→ Data for processing
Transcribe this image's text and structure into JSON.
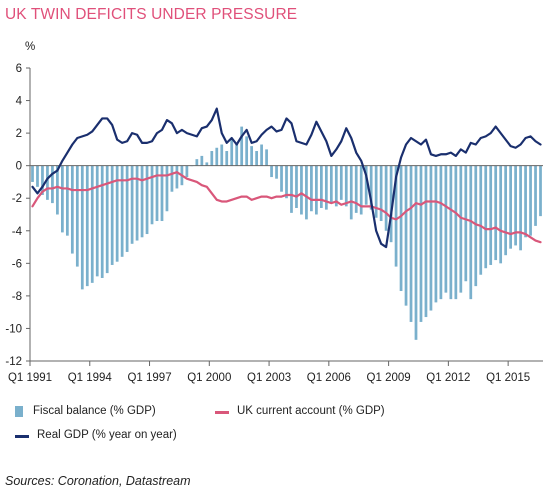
{
  "title": "UK TWIN DEFICITS UNDER PRESSURE",
  "source": "Sources: Coronation, Datastream",
  "colors": {
    "title": "#e0507a",
    "fiscal": "#7ab0cc",
    "current": "#d9577a",
    "gdp": "#1a2f6e",
    "axis": "#666666",
    "grid": "#dddddd"
  },
  "legend": {
    "fiscal": "Fiscal balance (% GDP)",
    "current": "UK current account (% GDP)",
    "gdp": "Real GDP (% year on year)"
  },
  "chart_data": {
    "type": "bar",
    "title": "UK TWIN DEFICITS UNDER PRESSURE",
    "ylabel": "%",
    "ylim": [
      -12,
      6
    ],
    "yticks": [
      6,
      4,
      2,
      0,
      -2,
      -4,
      -6,
      -8,
      -10,
      -12
    ],
    "x_start": "Q1 1991",
    "frequency": "quarterly",
    "xtick_labels": [
      "Q1 1991",
      "Q1 1994",
      "Q1 1997",
      "Q1 2000",
      "Q1 2003",
      "Q1 2006",
      "Q1 2009",
      "Q1 2012",
      "Q1 2015"
    ],
    "xtick_indices": [
      0,
      12,
      24,
      36,
      48,
      60,
      72,
      84,
      96
    ],
    "grid": false,
    "legend_position": "bottom",
    "series": [
      {
        "name": "Fiscal balance (% GDP)",
        "type": "bar",
        "values": [
          -1.0,
          -1.3,
          -1.8,
          -2.1,
          -2.3,
          -3.0,
          -4.1,
          -4.3,
          -5.4,
          -6.2,
          -7.6,
          -7.4,
          -7.2,
          -6.8,
          -6.9,
          -6.6,
          -6.1,
          -5.9,
          -5.6,
          -5.3,
          -4.8,
          -4.6,
          -4.4,
          -4.2,
          -3.6,
          -3.4,
          -3.4,
          -2.8,
          -1.6,
          -1.4,
          -1.2,
          -0.7,
          0.0,
          0.4,
          0.6,
          0.2,
          0.9,
          1.1,
          1.3,
          0.9,
          1.6,
          1.4,
          2.4,
          1.8,
          1.2,
          0.9,
          1.3,
          1.0,
          -0.7,
          -0.8,
          -1.6,
          -2.0,
          -2.9,
          -2.6,
          -3.0,
          -3.3,
          -2.8,
          -3.0,
          -2.6,
          -2.7,
          -2.3,
          -2.5,
          -2.1,
          -2.5,
          -3.3,
          -2.9,
          -3.0,
          -2.4,
          -2.7,
          -3.2,
          -3.4,
          -4.0,
          -4.7,
          -6.2,
          -7.7,
          -8.6,
          -9.6,
          -10.7,
          -9.6,
          -9.3,
          -8.9,
          -8.4,
          -8.2,
          -7.8,
          -8.2,
          -8.2,
          -7.8,
          -7.1,
          -8.2,
          -7.4,
          -6.7,
          -6.3,
          -6.1,
          -5.8,
          -6.0,
          -5.5,
          -5.1,
          -4.9,
          -5.2,
          -4.4,
          -4.3,
          -3.7,
          -3.1
        ],
        "color": "#7ab0cc"
      },
      {
        "name": "UK current account (% GDP)",
        "type": "line",
        "values": [
          -2.5,
          -2.0,
          -1.6,
          -1.4,
          -1.4,
          -1.3,
          -1.4,
          -1.4,
          -1.5,
          -1.5,
          -1.5,
          -1.5,
          -1.4,
          -1.3,
          -1.2,
          -1.1,
          -1.0,
          -0.9,
          -0.9,
          -0.9,
          -0.8,
          -0.8,
          -0.9,
          -0.8,
          -0.7,
          -0.6,
          -0.6,
          -0.6,
          -0.5,
          -0.4,
          -0.6,
          -0.8,
          -0.9,
          -1.0,
          -1.2,
          -1.3,
          -1.7,
          -2.1,
          -2.2,
          -2.2,
          -2.1,
          -2.0,
          -1.9,
          -1.9,
          -2.1,
          -2.0,
          -1.9,
          -1.9,
          -2.0,
          -1.9,
          -1.9,
          -1.8,
          -1.8,
          -1.9,
          -1.7,
          -1.9,
          -2.1,
          -2.1,
          -2.1,
          -2.2,
          -2.3,
          -2.2,
          -2.4,
          -2.3,
          -2.2,
          -2.3,
          -2.5,
          -2.5,
          -2.5,
          -2.6,
          -2.7,
          -2.9,
          -3.2,
          -3.3,
          -3.1,
          -2.8,
          -2.6,
          -2.3,
          -2.4,
          -2.2,
          -2.2,
          -2.2,
          -2.3,
          -2.5,
          -2.7,
          -2.9,
          -3.2,
          -3.3,
          -3.4,
          -3.6,
          -3.7,
          -3.9,
          -3.9,
          -3.8,
          -4.0,
          -4.1,
          -4.2,
          -4.1,
          -4.1,
          -4.2,
          -4.4,
          -4.6,
          -4.7
        ],
        "color": "#d9577a"
      },
      {
        "name": "Real GDP (% year on year)",
        "type": "line",
        "values": [
          -1.3,
          -1.7,
          -1.3,
          -0.8,
          -0.5,
          -0.3,
          0.3,
          0.8,
          1.3,
          1.7,
          1.8,
          1.9,
          2.1,
          2.5,
          2.9,
          2.9,
          2.5,
          1.6,
          1.4,
          1.5,
          2.0,
          1.9,
          1.4,
          1.4,
          1.5,
          2.0,
          2.2,
          2.8,
          2.6,
          2.0,
          2.2,
          2.0,
          1.9,
          1.8,
          2.3,
          2.4,
          2.8,
          3.5,
          2.0,
          1.4,
          1.7,
          1.3,
          1.8,
          2.2,
          1.4,
          1.5,
          1.9,
          2.2,
          2.4,
          2.1,
          2.2,
          2.9,
          2.6,
          1.5,
          1.4,
          1.3,
          1.9,
          2.7,
          2.1,
          1.5,
          0.6,
          1.0,
          1.5,
          2.3,
          1.7,
          0.8,
          0.3,
          -0.6,
          -2.2,
          -4.0,
          -4.8,
          -5.0,
          -3.0,
          -0.7,
          0.5,
          1.3,
          1.7,
          1.5,
          1.3,
          1.6,
          0.7,
          0.6,
          0.7,
          0.7,
          0.8,
          0.6,
          1.0,
          0.8,
          1.4,
          1.3,
          1.7,
          1.8,
          2.0,
          2.4,
          2.0,
          1.6,
          1.2,
          1.1,
          1.3,
          1.7,
          1.8,
          1.5,
          1.3
        ],
        "color": "#1a2f6e"
      }
    ]
  }
}
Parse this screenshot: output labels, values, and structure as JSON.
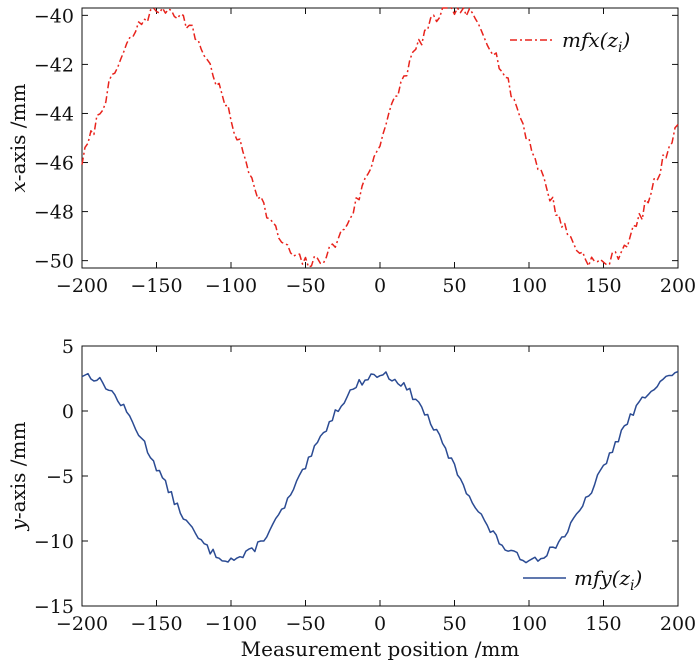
{
  "chart_data": [
    {
      "type": "line",
      "ylabel_var": "x",
      "ylabel_rest": "-axis /mm",
      "xlabel": "",
      "xlim": [
        -200,
        200
      ],
      "ylim": [
        -50.3,
        -39.7
      ],
      "xticks": [
        -200,
        -150,
        -100,
        -50,
        0,
        50,
        100,
        150,
        200
      ],
      "xtick_labels": [
        "−200",
        "−150",
        "−100",
        "−50",
        "0",
        "50",
        "100",
        "150",
        "200"
      ],
      "yticks": [
        -40,
        -42,
        -44,
        -46,
        -48,
        -50
      ],
      "ytick_labels": [
        "−40",
        "−42",
        "−44",
        "−46",
        "−48",
        "−50"
      ],
      "legend": {
        "main": "mfx(z",
        "sub": "i",
        "close": ")",
        "position": "top-right"
      },
      "series": [
        {
          "name": "mfx(z_i)",
          "color": "#e8231c",
          "style": "dashdot",
          "model": {
            "offset": -44.9,
            "amplitude": 5.2,
            "period": 195,
            "phase": 50,
            "noise": 0.55,
            "seed": 7
          },
          "x_start": -200,
          "x_end": 200,
          "x_step": 2
        }
      ]
    },
    {
      "type": "line",
      "ylabel_var": "y",
      "ylabel_rest": "-axis /mm",
      "xlabel": "Measurement position /mm",
      "xlim": [
        -200,
        200
      ],
      "ylim": [
        -15,
        5
      ],
      "xticks": [
        -200,
        -150,
        -100,
        -50,
        0,
        50,
        100,
        150,
        200
      ],
      "xtick_labels": [
        "−200",
        "−150",
        "−100",
        "−50",
        "0",
        "50",
        "100",
        "150",
        "200"
      ],
      "yticks": [
        5,
        0,
        -5,
        -10,
        -15
      ],
      "ytick_labels": [
        "5",
        "0",
        "−5",
        "−10",
        "−15"
      ],
      "legend": {
        "main": "mfy(z",
        "sub": "i",
        "close": ")",
        "position": "bottom-right"
      },
      "series": [
        {
          "name": "mfy(z_i)",
          "color": "#2b4b93",
          "style": "solid",
          "model": {
            "offset": -4.3,
            "amplitude": 7.1,
            "period": 200,
            "phase": 0,
            "noise": 0.6,
            "seed": 13
          },
          "x_start": -200,
          "x_end": 200,
          "x_step": 2
        }
      ]
    }
  ]
}
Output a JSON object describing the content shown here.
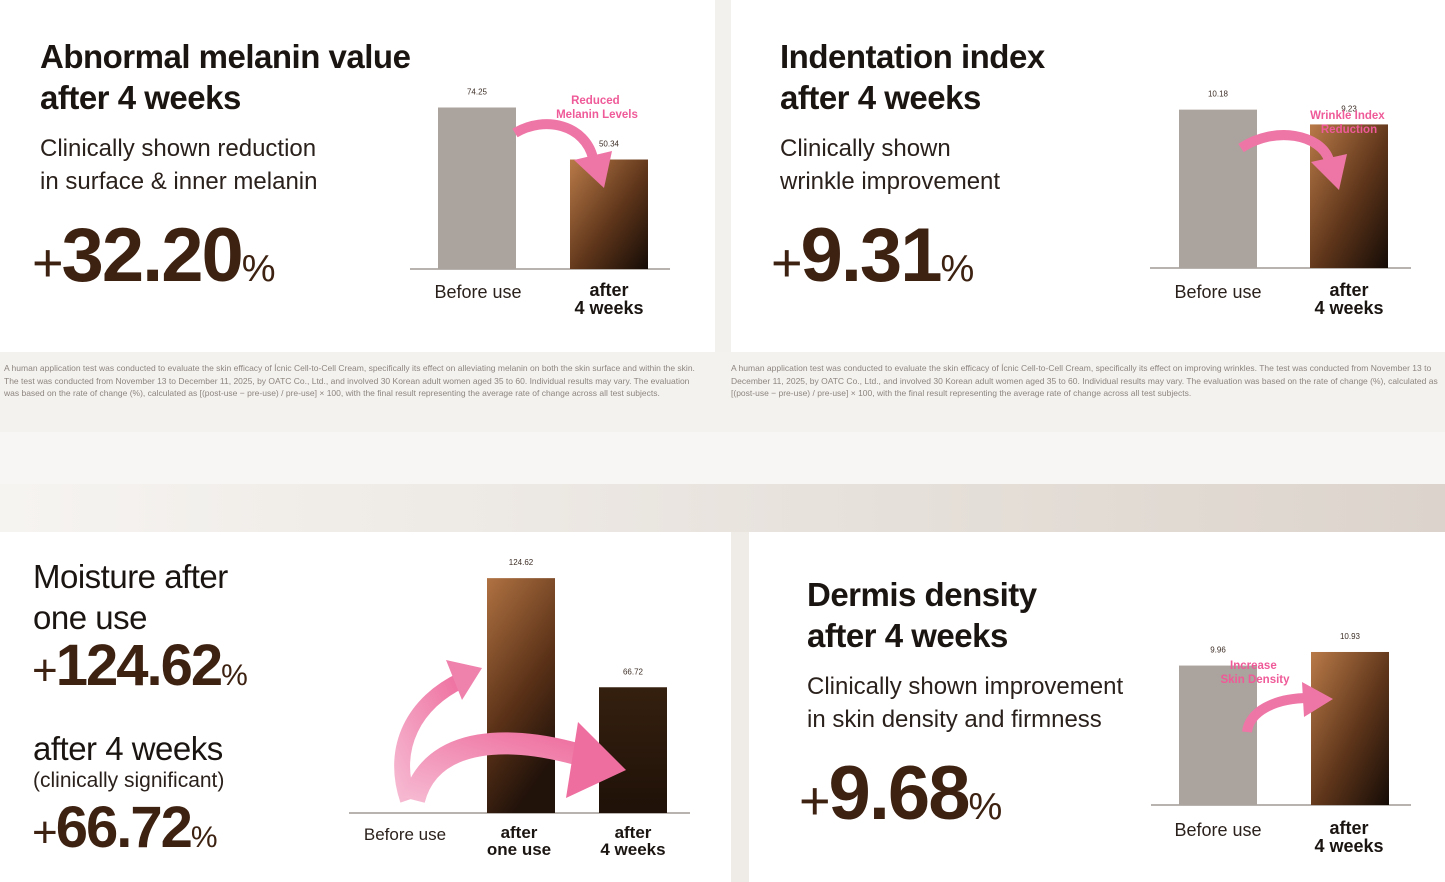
{
  "panels": [
    {
      "title_lines": [
        "Abnormal melanin value",
        "after 4 weeks"
      ],
      "subtitle_lines": [
        "Clinically shown reduction",
        "in surface & inner melanin"
      ],
      "stat": {
        "sign": "+",
        "value": "32.20",
        "unit": "%"
      },
      "annotation_lines": [
        "Reduced",
        "Melanin Levels"
      ],
      "footnote": "A human application test was conducted to evaluate the skin efficacy of Ícnic Cell-to-Cell Cream, specifically its effect on alleviating melanin on both the skin surface and within the skin. The test was conducted from November 13 to December 11, 2025, by OATC Co., Ltd., and involved 30 Korean adult women aged 35 to 60. Individual results may vary. The evaluation was based on the rate of change (%), calculated as [(post-use − pre-use) / pre-use] × 100, with the final result representing the average rate of change across all test subjects."
    },
    {
      "title_lines": [
        "Indentation index",
        "after 4 weeks"
      ],
      "subtitle_lines": [
        "Clinically shown",
        "wrinkle improvement"
      ],
      "stat": {
        "sign": "+",
        "value": "9.31",
        "unit": "%"
      },
      "annotation_lines": [
        "Wrinkle Index",
        "Reduction"
      ],
      "footnote": "A human application test was conducted to evaluate the skin efficacy of Ícnic Cell-to-Cell Cream, specifically its effect on improving wrinkles. The test was conducted from November 13 to December 11, 2025, by OATC Co., Ltd., and involved 30 Korean adult women aged 35 to 60. Individual results may vary. The evaluation was based on the rate of change (%), calculated as [(post-use − pre-use) / pre-use] × 100, with the final result representing the average rate of change across all test subjects."
    },
    {
      "title_lines": [
        "Moisture after",
        "one use"
      ],
      "stat": {
        "sign": "+",
        "value": "124.62",
        "unit": "%"
      },
      "second_title": "after 4 weeks",
      "second_note": "(clinically significant)",
      "second_stat": {
        "sign": "+",
        "value": "66.72",
        "unit": "%"
      }
    },
    {
      "title_lines": [
        "Dermis density",
        "after 4 weeks"
      ],
      "subtitle_lines": [
        "Clinically shown improvement",
        "in skin density and firmness"
      ],
      "stat": {
        "sign": "+",
        "value": "9.68",
        "unit": "%"
      },
      "annotation_lines": [
        "Increase",
        "Skin Density"
      ]
    }
  ],
  "chart_data": [
    {
      "type": "bar",
      "categories": [
        "Before use",
        "after 4 weeks"
      ],
      "values": [
        74.25,
        50.34
      ],
      "data_labels": [
        "74.25",
        "50.34"
      ],
      "ylim": [
        0,
        80
      ],
      "grid": false,
      "legend": "none",
      "colors": [
        "#aba39d",
        "#8a4f27"
      ]
    },
    {
      "type": "bar",
      "categories": [
        "Before use",
        "after 4 weeks"
      ],
      "values": [
        10.18,
        9.23
      ],
      "data_labels": [
        "10.18",
        "9.23"
      ],
      "ylim": [
        0,
        10.8
      ],
      "grid": false,
      "legend": "none",
      "colors": [
        "#aba39d",
        "#8a4f27"
      ]
    },
    {
      "type": "bar",
      "categories": [
        "Before use",
        "after one use",
        "after 4 weeks"
      ],
      "values": [
        0,
        124.62,
        66.72
      ],
      "data_labels": [
        "",
        "124.62",
        "66.72"
      ],
      "ylim": [
        0,
        130
      ],
      "grid": false,
      "legend": "none",
      "colors": [
        "#aba39d",
        "#a86b3c",
        "#2a170c"
      ]
    },
    {
      "type": "bar",
      "categories": [
        "Before use",
        "after 4 weeks"
      ],
      "values": [
        9.96,
        10.93
      ],
      "data_labels": [
        "9.96",
        "10.93"
      ],
      "ylim": [
        0,
        12.5
      ],
      "grid": false,
      "legend": "none",
      "colors": [
        "#aba39d",
        "#8a4f27"
      ]
    }
  ],
  "colors": {
    "accent_pink": "#ef72a2",
    "stat_brown": "#3d2212",
    "before_gray": "#aba39d"
  }
}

→ Description of the task
State how many lines of the records above contain the word "women", and give only that number.

→ Completed exercise
2